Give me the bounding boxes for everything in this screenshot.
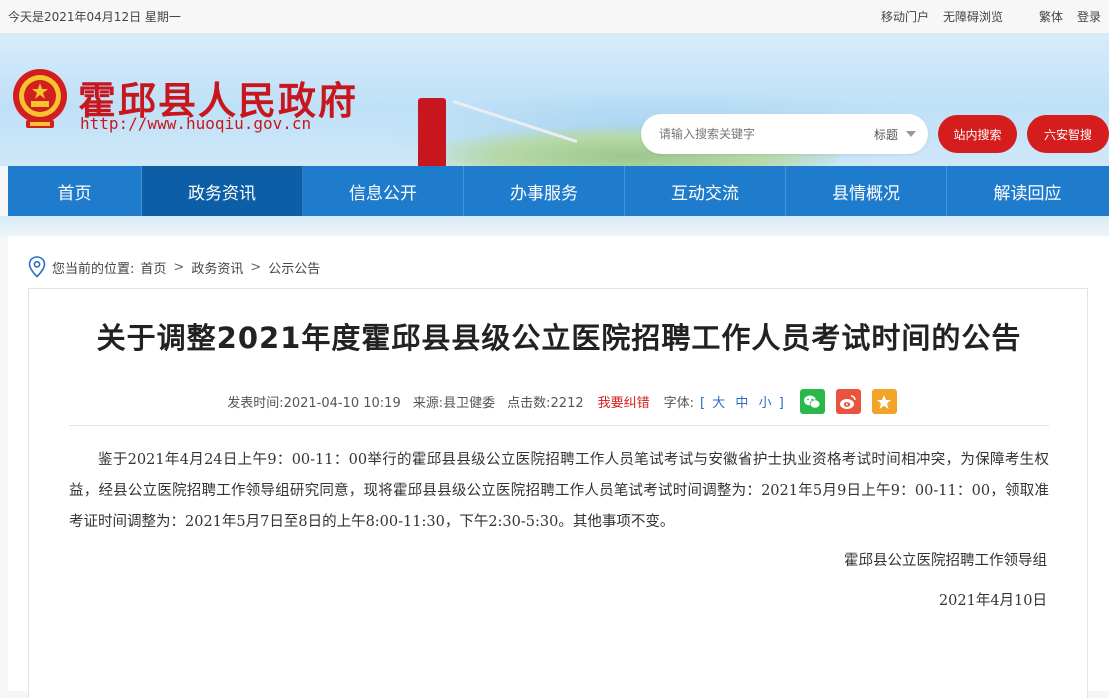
font-size-small[interactable]: 小 — [759, 396, 772, 411]
article-meta: 发表时间:2021-04-10 10:19 来源:县卫健委 点击数:2212 我… — [29, 389, 1089, 414]
clicks-value: 2212 — [550, 396, 584, 411]
top-links: 移动门户 无障碍浏览 繁体 登录 — [881, 8, 1101, 25]
report-error-link[interactable]: 我要纠错 — [598, 392, 650, 411]
search-scope-select[interactable]: 标题 — [874, 126, 898, 143]
chevron-down-icon[interactable] — [906, 131, 916, 137]
clicks-prefix: 点击数: — [507, 396, 551, 411]
nav-info-disclosure[interactable]: 信息公开 — [303, 166, 464, 216]
search-input[interactable] — [659, 127, 874, 141]
article-signature: 霍邱县公立医院招聘工作领导组 — [844, 553, 1047, 569]
accessibility-link[interactable]: 无障碍浏览 — [943, 8, 1003, 25]
article-body: 鉴于2021年4月24日上午9：00-11：00举行的霍邱县县级公立医院招聘工作… — [69, 452, 1049, 530]
breadcrumb-separator: > — [250, 259, 262, 275]
breadcrumb-prefix: 您当前的位置: — [52, 261, 135, 277]
nav-interpretation[interactable]: 解读回应 — [947, 166, 1108, 216]
nav-county-overview[interactable]: 县情概况 — [786, 166, 947, 216]
star-favorite-icon[interactable] — [871, 389, 897, 414]
article-card: 关于调整2021年度霍邱县县级公立医院招聘工作人员考试时间的公告 发表时间:20… — [28, 288, 1088, 698]
nav-shadow-strip — [0, 216, 1109, 236]
breadcrumb: 您当前的位置: 首页 > 政务资讯 > 公示公告 — [28, 256, 322, 278]
content-wrapper: 您当前的位置: 首页 > 政务资讯 > 公示公告 关于调整2021年度霍邱县县级… — [8, 236, 1109, 698]
ai-search-button[interactable]: 六安智搜 — [1027, 115, 1109, 153]
article-title: 关于调整2021年度霍邱县县级公立医院招聘工作人员考试时间的公告 — [96, 321, 1022, 355]
meta-divider — [69, 425, 1049, 426]
national-emblem-icon — [13, 69, 67, 128]
source-prefix: 来源: — [412, 396, 444, 411]
breadcrumb-home[interactable]: 首页 — [140, 258, 166, 277]
clicks-label: 点击数:2212 — [507, 392, 583, 411]
search-box: 标题 — [641, 114, 928, 154]
site-search-button[interactable]: 站内搜索 — [938, 115, 1017, 153]
top-utility-bar: 今天是2021年04月12日 星期一 移动门户 无障碍浏览 繁体 登录 — [0, 0, 1109, 34]
traditional-chinese-link[interactable]: 繁体 — [1039, 8, 1063, 25]
site-url: http://www.huoqiu.gov.cn — [80, 114, 312, 133]
source-value: 县卫健委 — [443, 396, 496, 411]
breadcrumb-announcements[interactable]: 公示公告 — [268, 258, 320, 277]
article-date: 2021年4月10日 — [938, 593, 1047, 609]
today-date: 今天是2021年04月12日 星期一 — [8, 10, 181, 24]
font-size-controls: [ 大 中 小 ] — [700, 392, 784, 411]
share-buttons — [799, 389, 897, 414]
font-bracket-close: ] — [778, 396, 784, 411]
weibo-share-icon[interactable] — [835, 389, 861, 414]
breadcrumb-government-news[interactable]: 政务资讯 — [191, 258, 243, 277]
mobile-portal-link[interactable]: 移动门户 — [881, 8, 929, 25]
font-size-large[interactable]: 大 — [712, 396, 725, 411]
login-link[interactable]: 登录 — [1077, 8, 1101, 25]
nav-services[interactable]: 办事服务 — [464, 166, 625, 216]
breadcrumb-separator: > — [173, 259, 185, 275]
location-pin-icon — [28, 256, 46, 278]
font-size-medium[interactable]: 中 — [735, 396, 748, 411]
nav-government-news[interactable]: 政务资讯 — [142, 166, 303, 216]
nav-home[interactable]: 首页 — [8, 166, 142, 216]
publish-label: 发表时间: — [227, 396, 284, 411]
font-size-label: 字体: — [663, 396, 695, 411]
publish-time: 2021-04-10 10:19 — [283, 396, 401, 411]
font-bracket-open: [ — [700, 396, 706, 411]
wechat-share-icon[interactable] — [799, 389, 825, 414]
main-nav: 首页 政务资讯 信息公开 办事服务 互动交流 县情概况 解读回应 — [8, 166, 1109, 216]
nav-interaction[interactable]: 互动交流 — [625, 166, 786, 216]
publish-time-label: 发表时间:2021-04-10 10:19 — [227, 392, 401, 411]
source-label: 来源:县卫健委 — [413, 392, 495, 411]
site-header: 霍邱县人民政府 http://www.huoqiu.gov.cn 标题 站内搜索… — [0, 34, 1109, 166]
seal-logo — [418, 98, 446, 166]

What the task requires: Quote the records exactly, from the line containing "font-size-small[interactable]: 小 —" down through the line containing "clicks-prefix: 点击数: — [507, 396, 551, 411]".

The response:
font-size-small[interactable]: 小 — [759, 396, 772, 411]
article-meta: 发表时间:2021-04-10 10:19 来源:县卫健委 点击数:2212 我… — [29, 389, 1089, 414]
clicks-value: 2212 — [550, 396, 584, 411]
top-links: 移动门户 无障碍浏览 繁体 登录 — [881, 8, 1101, 25]
report-error-link[interactable]: 我要纠错 — [598, 392, 650, 411]
search-scope-select[interactable]: 标题 — [874, 126, 898, 143]
chevron-down-icon[interactable] — [906, 131, 916, 137]
clicks-prefix: 点击数: — [507, 396, 551, 411]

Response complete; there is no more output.